**What to produce**
Print every entry exactly as written.

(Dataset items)
>> start

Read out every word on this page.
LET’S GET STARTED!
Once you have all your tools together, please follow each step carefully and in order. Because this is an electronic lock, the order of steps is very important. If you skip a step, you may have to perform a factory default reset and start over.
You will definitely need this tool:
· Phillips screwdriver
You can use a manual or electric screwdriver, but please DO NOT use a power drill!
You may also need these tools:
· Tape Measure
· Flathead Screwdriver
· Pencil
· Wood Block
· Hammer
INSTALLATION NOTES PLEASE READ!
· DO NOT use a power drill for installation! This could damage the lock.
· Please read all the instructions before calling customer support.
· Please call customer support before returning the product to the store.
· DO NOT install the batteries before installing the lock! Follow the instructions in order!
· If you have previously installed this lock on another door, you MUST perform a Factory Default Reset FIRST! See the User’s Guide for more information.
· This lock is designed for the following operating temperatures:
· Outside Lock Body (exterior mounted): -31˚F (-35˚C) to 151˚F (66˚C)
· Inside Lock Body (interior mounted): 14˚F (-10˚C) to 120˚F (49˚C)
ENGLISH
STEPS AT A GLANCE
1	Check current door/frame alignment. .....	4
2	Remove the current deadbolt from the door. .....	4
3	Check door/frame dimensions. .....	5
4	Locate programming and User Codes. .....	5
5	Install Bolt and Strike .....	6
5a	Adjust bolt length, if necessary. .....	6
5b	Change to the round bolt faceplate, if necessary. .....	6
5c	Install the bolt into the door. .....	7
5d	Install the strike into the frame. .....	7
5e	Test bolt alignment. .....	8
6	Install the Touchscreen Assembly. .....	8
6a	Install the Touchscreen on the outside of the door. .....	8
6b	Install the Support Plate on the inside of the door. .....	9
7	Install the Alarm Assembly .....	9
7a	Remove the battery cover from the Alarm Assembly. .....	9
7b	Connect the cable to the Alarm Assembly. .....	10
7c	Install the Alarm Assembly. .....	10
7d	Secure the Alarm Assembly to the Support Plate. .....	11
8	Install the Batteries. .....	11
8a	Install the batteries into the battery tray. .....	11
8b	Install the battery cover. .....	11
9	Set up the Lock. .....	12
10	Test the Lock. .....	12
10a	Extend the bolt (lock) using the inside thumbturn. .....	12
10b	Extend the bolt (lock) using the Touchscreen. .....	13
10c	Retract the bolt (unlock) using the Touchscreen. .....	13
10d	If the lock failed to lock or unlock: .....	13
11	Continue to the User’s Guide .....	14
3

>> end

**Complete response**
Read out every word on this page.
LET’S GET STARTED!
Once you have all your tools together, please follow each step carefully and in order. Because this is an electronic lock, the order of steps is very important. If you skip a step, you may have to perform a factory default reset and start over.
You will definitely need this tool:
· Phillips screwdriver
You can use a manual or electric screwdriver, but please DO NOT use a power drill!
You may also need these tools:
· Tape Measure
· Flathead Screwdriver
· Pencil
· Wood Block
· Hammer
INSTALLATION NOTES PLEASE READ!
· DO NOT use a power drill for installation! This could damage the lock.
· Please read all the instructions before calling customer support.
· Please call customer support before returning the product to the store.
· DO NOT install the batteries before installing the lock! Follow the instructions in order!
· If you have previously installed this lock on another door, you MUST perform a Factory Default Reset FIRST! See the User’s Guide for more information.
· This lock is designed for the following operating temperatures:
· Outside Lock Body (exterior mounted): -31˚F (-35˚C) to 151˚F (66˚C)
· Inside Lock Body (interior mounted): 14˚F (-10˚C) to 120˚F (49˚C)
ENGLISH
STEPS AT A GLANCE
1	Check current door/frame alignment. .....	4
2	Remove the current deadbolt from the door. .....	4
3	Check door/frame dimensions. .....	5
4	Locate programming and User Codes. .....	5
5	Install Bolt and Strike .....	6
5a	Adjust bolt length, if necessary. .....	6
5b	Change to the round bolt faceplate, if necessary. .....	6
5c	Install the bolt into the door. .....	7
5d	Install the strike into the frame. .....	7
5e	Test bolt alignment. .....	8
6	Install the Touchscreen Assembly. .....	8
6a	Install the Touchscreen on the outside of the door. .....	8
6b	Install the Support Plate on the inside of the door. .....	9
7	Install the Alarm Assembly .....	9
7a	Remove the battery cover from the Alarm Assembly. .....	9
7b	Connect the cable to the Alarm Assembly. .....	10
7c	Install the Alarm Assembly. .....	10
7d	Secure the Alarm Assembly to the Support Plate. .....	11
8	Install the Batteries. .....	11
8a	Install the batteries into the battery tray. .....	11
8b	Install the battery cover. .....	11
9	Set up the Lock. .....	12
10	Test the Lock. .....	12
10a	Extend the bolt (lock) using the inside thumbturn. .....	12
10b	Extend the bolt (lock) using the Touchscreen. .....	13
10c	Retract the bolt (unlock) using the Touchscreen. .....	13
10d	If the lock failed to lock or unlock: .....	13
11	Continue to the User’s Guide .....	14
3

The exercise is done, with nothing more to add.